EXERCISE BRIEF: Find the word "according" in the listing; pull out each line holding it.

Stored records
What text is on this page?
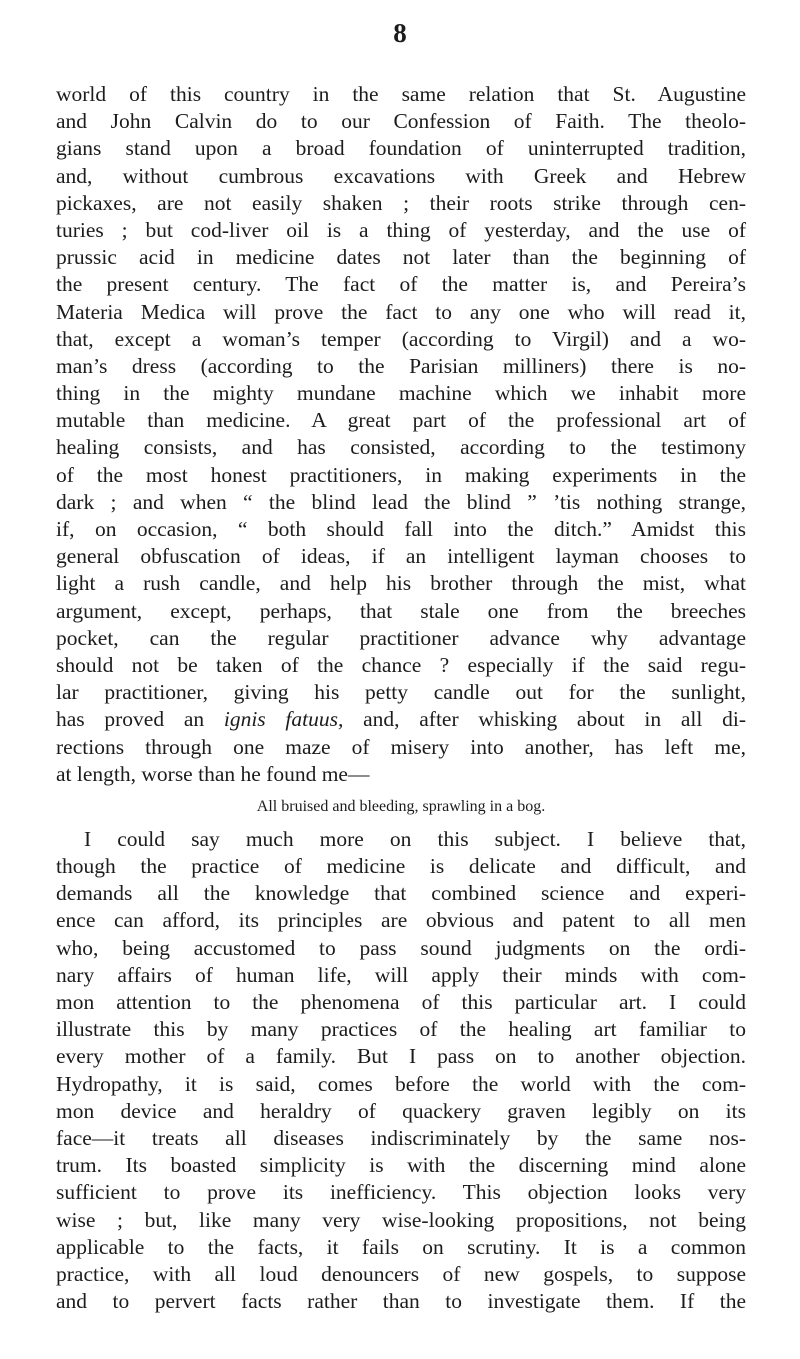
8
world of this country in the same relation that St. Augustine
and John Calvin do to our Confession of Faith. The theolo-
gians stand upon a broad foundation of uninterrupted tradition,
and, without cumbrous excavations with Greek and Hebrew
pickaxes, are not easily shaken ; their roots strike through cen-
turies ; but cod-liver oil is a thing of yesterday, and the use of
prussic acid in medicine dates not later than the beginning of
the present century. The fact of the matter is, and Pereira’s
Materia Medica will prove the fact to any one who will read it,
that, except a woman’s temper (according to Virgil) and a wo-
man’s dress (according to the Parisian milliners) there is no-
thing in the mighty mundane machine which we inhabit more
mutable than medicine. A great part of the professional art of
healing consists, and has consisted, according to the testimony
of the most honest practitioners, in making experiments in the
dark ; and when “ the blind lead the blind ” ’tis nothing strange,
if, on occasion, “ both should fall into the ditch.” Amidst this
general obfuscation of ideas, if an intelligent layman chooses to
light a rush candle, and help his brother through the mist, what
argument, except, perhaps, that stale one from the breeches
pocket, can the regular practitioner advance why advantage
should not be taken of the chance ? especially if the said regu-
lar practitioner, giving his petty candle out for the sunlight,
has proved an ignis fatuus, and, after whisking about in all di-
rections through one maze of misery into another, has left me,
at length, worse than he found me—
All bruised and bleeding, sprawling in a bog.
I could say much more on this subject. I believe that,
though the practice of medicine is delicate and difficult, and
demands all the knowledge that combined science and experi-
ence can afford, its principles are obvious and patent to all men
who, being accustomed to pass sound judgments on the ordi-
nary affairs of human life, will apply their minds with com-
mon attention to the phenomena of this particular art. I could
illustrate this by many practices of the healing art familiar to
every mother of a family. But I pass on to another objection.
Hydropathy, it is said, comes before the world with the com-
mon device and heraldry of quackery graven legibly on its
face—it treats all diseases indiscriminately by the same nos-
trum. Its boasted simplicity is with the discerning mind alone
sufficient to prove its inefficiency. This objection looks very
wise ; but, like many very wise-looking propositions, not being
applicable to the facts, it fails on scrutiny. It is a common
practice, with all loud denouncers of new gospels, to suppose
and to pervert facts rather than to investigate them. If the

WRITTEN RESPONSE:
that, except a woman’s temper (according to Virgil) and a wo-
man’s dress (according to the Parisian milliners) there is no-
healing consists, and has consisted, according to the testimony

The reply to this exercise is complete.